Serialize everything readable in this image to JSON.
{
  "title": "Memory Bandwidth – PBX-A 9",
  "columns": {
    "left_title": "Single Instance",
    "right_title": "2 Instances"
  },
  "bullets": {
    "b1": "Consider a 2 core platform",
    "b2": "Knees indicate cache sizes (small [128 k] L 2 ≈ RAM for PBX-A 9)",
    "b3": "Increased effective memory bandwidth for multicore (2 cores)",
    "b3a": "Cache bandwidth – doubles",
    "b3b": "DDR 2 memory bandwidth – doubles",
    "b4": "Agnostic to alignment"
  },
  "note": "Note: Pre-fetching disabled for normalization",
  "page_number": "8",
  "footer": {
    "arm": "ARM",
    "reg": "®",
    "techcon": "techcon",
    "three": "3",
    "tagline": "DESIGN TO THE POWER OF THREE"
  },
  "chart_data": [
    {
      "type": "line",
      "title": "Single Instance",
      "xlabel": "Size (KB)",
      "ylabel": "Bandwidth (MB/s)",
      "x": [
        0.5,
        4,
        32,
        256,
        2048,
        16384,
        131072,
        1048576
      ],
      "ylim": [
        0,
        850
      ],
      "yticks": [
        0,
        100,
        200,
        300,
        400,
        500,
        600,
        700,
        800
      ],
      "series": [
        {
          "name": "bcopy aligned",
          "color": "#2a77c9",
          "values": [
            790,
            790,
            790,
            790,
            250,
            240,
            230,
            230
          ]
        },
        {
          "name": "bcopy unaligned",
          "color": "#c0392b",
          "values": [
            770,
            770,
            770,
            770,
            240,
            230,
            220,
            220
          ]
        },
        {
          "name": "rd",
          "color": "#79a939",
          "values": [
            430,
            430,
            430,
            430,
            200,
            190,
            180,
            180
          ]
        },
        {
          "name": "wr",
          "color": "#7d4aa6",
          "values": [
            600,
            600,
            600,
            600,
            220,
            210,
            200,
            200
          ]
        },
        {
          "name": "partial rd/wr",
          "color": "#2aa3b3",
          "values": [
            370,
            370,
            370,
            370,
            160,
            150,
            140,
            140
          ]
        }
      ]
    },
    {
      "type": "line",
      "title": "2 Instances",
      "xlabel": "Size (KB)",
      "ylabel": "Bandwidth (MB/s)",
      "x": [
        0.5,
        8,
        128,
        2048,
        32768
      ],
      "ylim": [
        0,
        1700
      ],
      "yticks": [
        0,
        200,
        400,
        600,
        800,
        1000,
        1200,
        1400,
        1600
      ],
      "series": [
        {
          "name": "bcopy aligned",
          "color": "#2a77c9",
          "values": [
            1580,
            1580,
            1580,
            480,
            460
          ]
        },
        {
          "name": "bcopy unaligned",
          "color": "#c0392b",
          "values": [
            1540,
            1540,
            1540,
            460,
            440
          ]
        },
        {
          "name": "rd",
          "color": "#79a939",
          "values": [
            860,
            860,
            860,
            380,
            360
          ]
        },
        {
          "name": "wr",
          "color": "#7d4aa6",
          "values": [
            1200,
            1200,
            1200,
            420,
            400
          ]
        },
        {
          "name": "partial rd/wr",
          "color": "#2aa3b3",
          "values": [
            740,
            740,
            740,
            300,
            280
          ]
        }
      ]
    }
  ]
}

- [Directions for this task]
Return all lines containing "Instances".

- [Exercise result]
    "right_title": "2 Instances"
      "title": "2 Instances",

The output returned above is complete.